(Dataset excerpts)

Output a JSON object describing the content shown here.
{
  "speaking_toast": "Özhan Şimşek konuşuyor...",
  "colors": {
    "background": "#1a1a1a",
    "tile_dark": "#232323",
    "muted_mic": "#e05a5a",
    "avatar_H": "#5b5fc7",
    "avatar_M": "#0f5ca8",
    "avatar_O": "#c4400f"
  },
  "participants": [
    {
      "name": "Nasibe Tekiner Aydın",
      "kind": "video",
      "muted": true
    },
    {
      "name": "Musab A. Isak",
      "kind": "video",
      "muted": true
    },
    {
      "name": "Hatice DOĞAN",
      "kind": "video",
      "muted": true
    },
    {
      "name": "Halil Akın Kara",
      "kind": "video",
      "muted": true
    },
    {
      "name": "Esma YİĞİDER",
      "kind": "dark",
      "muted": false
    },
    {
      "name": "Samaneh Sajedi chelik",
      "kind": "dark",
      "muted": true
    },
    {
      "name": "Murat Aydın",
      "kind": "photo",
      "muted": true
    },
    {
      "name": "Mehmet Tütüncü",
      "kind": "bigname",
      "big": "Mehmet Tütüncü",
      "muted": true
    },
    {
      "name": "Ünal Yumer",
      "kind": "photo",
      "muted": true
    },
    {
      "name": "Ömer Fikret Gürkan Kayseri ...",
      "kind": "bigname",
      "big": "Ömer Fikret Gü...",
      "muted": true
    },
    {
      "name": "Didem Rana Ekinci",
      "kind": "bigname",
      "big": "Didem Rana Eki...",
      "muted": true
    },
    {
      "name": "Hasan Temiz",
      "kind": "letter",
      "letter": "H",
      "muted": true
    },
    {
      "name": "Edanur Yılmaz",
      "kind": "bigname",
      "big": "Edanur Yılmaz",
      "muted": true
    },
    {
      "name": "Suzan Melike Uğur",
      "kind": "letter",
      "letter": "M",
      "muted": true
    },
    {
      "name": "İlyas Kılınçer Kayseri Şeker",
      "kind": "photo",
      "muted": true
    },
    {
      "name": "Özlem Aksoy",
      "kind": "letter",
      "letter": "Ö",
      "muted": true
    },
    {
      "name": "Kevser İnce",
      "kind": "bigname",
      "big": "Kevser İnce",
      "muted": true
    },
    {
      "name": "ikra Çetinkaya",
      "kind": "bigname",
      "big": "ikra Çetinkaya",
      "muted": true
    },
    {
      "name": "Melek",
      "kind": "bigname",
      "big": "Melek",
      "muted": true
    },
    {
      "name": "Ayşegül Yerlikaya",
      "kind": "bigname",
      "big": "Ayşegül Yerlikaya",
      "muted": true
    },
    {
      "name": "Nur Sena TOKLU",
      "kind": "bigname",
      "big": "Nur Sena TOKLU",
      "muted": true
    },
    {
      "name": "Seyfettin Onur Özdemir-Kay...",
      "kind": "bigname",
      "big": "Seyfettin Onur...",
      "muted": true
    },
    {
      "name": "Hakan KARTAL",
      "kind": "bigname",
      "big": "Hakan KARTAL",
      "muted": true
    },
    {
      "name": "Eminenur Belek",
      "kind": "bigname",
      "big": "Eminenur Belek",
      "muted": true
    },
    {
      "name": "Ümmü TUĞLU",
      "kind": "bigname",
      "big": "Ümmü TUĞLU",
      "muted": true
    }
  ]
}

● What to produce:
Could you reproduce every record above exactly as it appears?

● Full response:
Output a JSON object describing the content shown here.
{
  "speaking_toast": "Özhan Şimşek konuşuyor...",
  "colors": {
    "background": "#1a1a1a",
    "tile_dark": "#232323",
    "muted_mic": "#e05a5a",
    "avatar_H": "#5b5fc7",
    "avatar_M": "#0f5ca8",
    "avatar_O": "#c4400f"
  },
  "participants": [
    {
      "name": "Nasibe Tekiner Aydın",
      "kind": "video",
      "muted": true
    },
    {
      "name": "Musab A. Isak",
      "kind": "video",
      "muted": true
    },
    {
      "name": "Hatice DOĞAN",
      "kind": "video",
      "muted": true
    },
    {
      "name": "Halil Akın Kara",
      "kind": "video",
      "muted": true
    },
    {
      "name": "Esma YİĞİDER",
      "kind": "dark",
      "muted": false
    },
    {
      "name": "Samaneh Sajedi chelik",
      "kind": "dark",
      "muted": true
    },
    {
      "name": "Murat Aydın",
      "kind": "photo",
      "muted": true
    },
    {
      "name": "Mehmet Tütüncü",
      "kind": "bigname",
      "big": "Mehmet Tütüncü",
      "muted": true
    },
    {
      "name": "Ünal Yumer",
      "kind": "photo",
      "muted": true
    },
    {
      "name": "Ömer Fikret Gürkan Kayseri ...",
      "kind": "bigname",
      "big": "Ömer Fikret Gü...",
      "muted": true
    },
    {
      "name": "Didem Rana Ekinci",
      "kind": "bigname",
      "big": "Didem Rana Eki...",
      "muted": true
    },
    {
      "name": "Hasan Temiz",
      "kind": "letter",
      "letter": "H",
      "muted": true
    },
    {
      "name": "Edanur Yılmaz",
      "kind": "bigname",
      "big": "Edanur Yılmaz",
      "muted": true
    },
    {
      "name": "Suzan Melike Uğur",
      "kind": "letter",
      "letter": "M",
      "muted": true
    },
    {
      "name": "İlyas Kılınçer Kayseri Şeker",
      "kind": "photo",
      "muted": true
    },
    {
      "name": "Özlem Aksoy",
      "kind": "letter",
      "letter": "Ö",
      "muted": true
    },
    {
      "name": "Kevser İnce",
      "kind": "bigname",
      "big": "Kevser İnce",
      "muted": true
    },
    {
      "name": "ikra Çetinkaya",
      "kind": "bigname",
      "big": "ikra Çetinkaya",
      "muted": true
    },
    {
      "name": "Melek",
      "kind": "bigname",
      "big": "Melek",
      "muted": true
    },
    {
      "name": "Ayşegül Yerlikaya",
      "kind": "bigname",
      "big": "Ayşegül Yerlikaya",
      "muted": true
    },
    {
      "name": "Nur Sena TOKLU",
      "kind": "bigname",
      "big": "Nur Sena TOKLU",
      "muted": true
    },
    {
      "name": "Seyfettin Onur Özdemir-Kay...",
      "kind": "bigname",
      "big": "Seyfettin Onur...",
      "muted": true
    },
    {
      "name": "Hakan KARTAL",
      "kind": "bigname",
      "big": "Hakan KARTAL",
      "muted": true
    },
    {
      "name": "Eminenur Belek",
      "kind": "bigname",
      "big": "Eminenur Belek",
      "muted": true
    },
    {
      "name": "Ümmü TUĞLU",
      "kind": "bigname",
      "big": "Ümmü TUĞLU",
      "muted": true
    }
  ]
}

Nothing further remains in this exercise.